## Start SUPPLIED RECORDS

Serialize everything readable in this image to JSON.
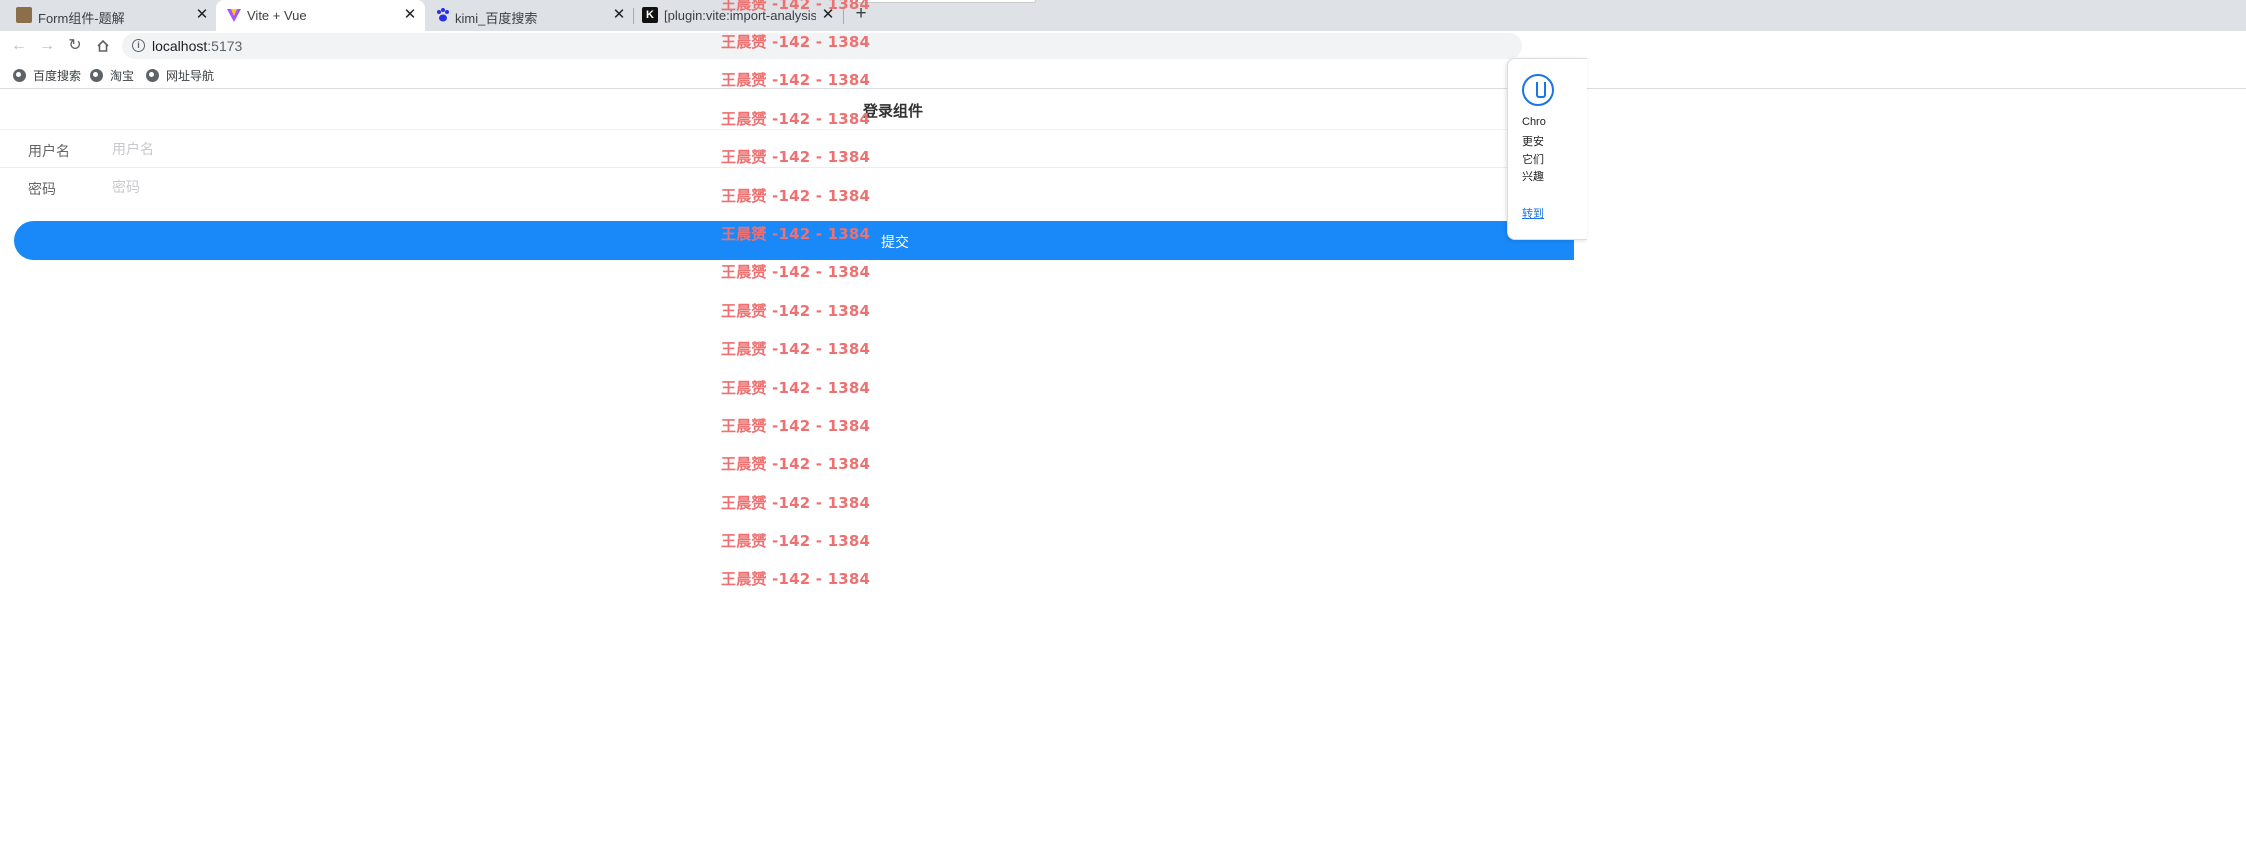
{
  "browser": {
    "tabs": [
      {
        "title": "Form组件-题解",
        "favicon": "avatar-icon",
        "active": false
      },
      {
        "title": "Vite + Vue",
        "favicon": "vite-icon",
        "active": true
      },
      {
        "title": "kimi_百度搜索",
        "favicon": "baidu-paw-icon",
        "active": false
      },
      {
        "title": "[plugin:vite:import-analysis] -",
        "favicon": "kimi-k-icon",
        "active": false
      }
    ],
    "close_glyph": "✕",
    "new_tab_glyph": "+",
    "url_host": "localhost",
    "url_port": ":5173",
    "bookmarks": [
      {
        "label": "百度搜索",
        "icon": "globe-icon"
      },
      {
        "label": "淘宝",
        "icon": "globe-icon"
      },
      {
        "label": "网址导航",
        "icon": "globe-icon"
      }
    ]
  },
  "page": {
    "nav_title": "登录组件",
    "username": {
      "label": "用户名",
      "placeholder": "用户名",
      "value": ""
    },
    "password": {
      "label": "密码",
      "placeholder": "密码",
      "value": ""
    },
    "submit_label": "提交"
  },
  "watermark": {
    "text": "王晨赟 -142 - 1384",
    "color": "#ee7070"
  },
  "side_popup": {
    "lines": [
      "Chro",
      "更安",
      "它们",
      "兴趣"
    ],
    "link": "转到"
  },
  "colors": {
    "primary": "#1989fa",
    "tabstrip": "#dee1e6"
  }
}
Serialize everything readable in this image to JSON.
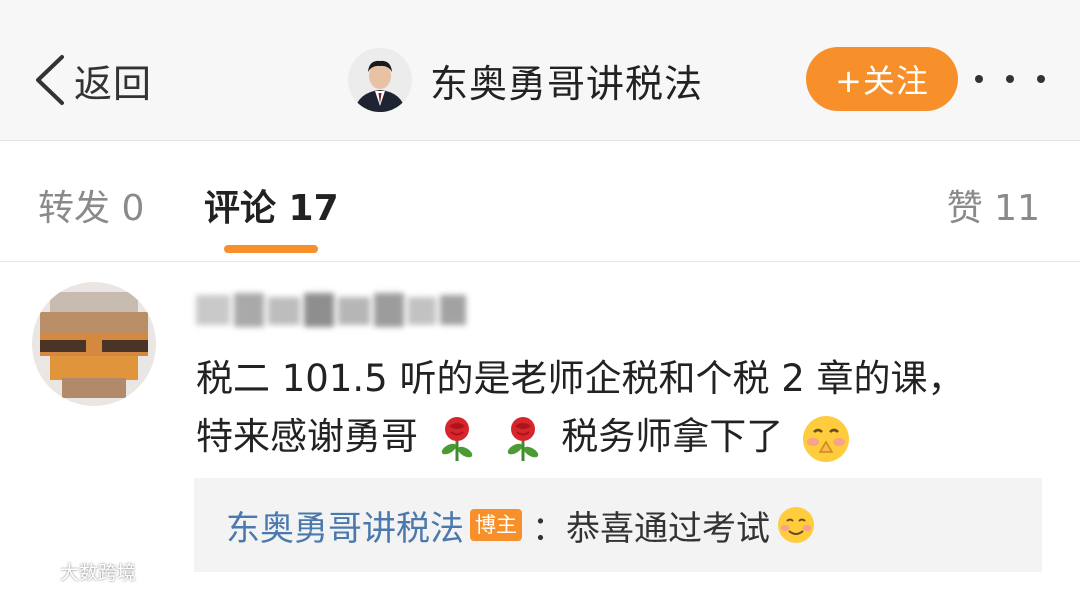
{
  "nav": {
    "back_label": "返回",
    "account_name": "东奥勇哥讲税法",
    "follow_label": "+关注"
  },
  "tabs": {
    "forward_label": "转发 0",
    "comment_label": "评论 17",
    "like_label": "赞 11"
  },
  "comment": {
    "line1": "税二 101.5 听的是老师企税和个税 2 章的课，",
    "line2_before": "特来感谢勇哥",
    "line2_after": "税务师拿下了"
  },
  "reply": {
    "author": "东奥勇哥讲税法",
    "badge": "博主",
    "text": "：恭喜通过考试"
  },
  "watermark": "大数跨境",
  "colors": {
    "accent": "#f7902a",
    "link": "#4b79ad",
    "nav_bg": "#f7f7f7",
    "reply_bg": "#f3f3f3"
  }
}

## End SUPPLIED RECORDS

### [WHAT YOU ARE ASKED TO DO]
Reproduce the records, all of them, word for word; omit the pictures.

### [WRITTEN SOLUTION]
Serialize everything readable in this image to JSON.
{
  "browser": {
    "tabs": [
      {
        "title": "Form组件-题解",
        "favicon": "avatar-icon",
        "active": false
      },
      {
        "title": "Vite + Vue",
        "favicon": "vite-icon",
        "active": true
      },
      {
        "title": "kimi_百度搜索",
        "favicon": "baidu-paw-icon",
        "active": false
      },
      {
        "title": "[plugin:vite:import-analysis] -",
        "favicon": "kimi-k-icon",
        "active": false
      }
    ],
    "close_glyph": "✕",
    "new_tab_glyph": "+",
    "url_host": "localhost",
    "url_port": ":5173",
    "bookmarks": [
      {
        "label": "百度搜索",
        "icon": "globe-icon"
      },
      {
        "label": "淘宝",
        "icon": "globe-icon"
      },
      {
        "label": "网址导航",
        "icon": "globe-icon"
      }
    ]
  },
  "page": {
    "nav_title": "登录组件",
    "username": {
      "label": "用户名",
      "placeholder": "用户名",
      "value": ""
    },
    "password": {
      "label": "密码",
      "placeholder": "密码",
      "value": ""
    },
    "submit_label": "提交"
  },
  "watermark": {
    "text": "王晨赟 -142 - 1384",
    "color": "#ee7070"
  },
  "side_popup": {
    "lines": [
      "Chro",
      "更安",
      "它们",
      "兴趣"
    ],
    "link": "转到"
  },
  "colors": {
    "primary": "#1989fa",
    "tabstrip": "#dee1e6"
  }
}
Serialize everything readable in this image to JSON.
{
  "nav": {
    "back_label": "返回",
    "account_name": "东奥勇哥讲税法",
    "follow_label": "+关注"
  },
  "tabs": {
    "forward_label": "转发 0",
    "comment_label": "评论 17",
    "like_label": "赞 11"
  },
  "comment": {
    "line1": "税二 101.5 听的是老师企税和个税 2 章的课，",
    "line2_before": "特来感谢勇哥",
    "line2_after": "税务师拿下了"
  },
  "reply": {
    "author": "东奥勇哥讲税法",
    "badge": "博主",
    "text": "：恭喜通过考试"
  },
  "watermark": "大数跨境",
  "colors": {
    "accent": "#f7902a",
    "link": "#4b79ad",
    "nav_bg": "#f7f7f7",
    "reply_bg": "#f3f3f3"
  }
}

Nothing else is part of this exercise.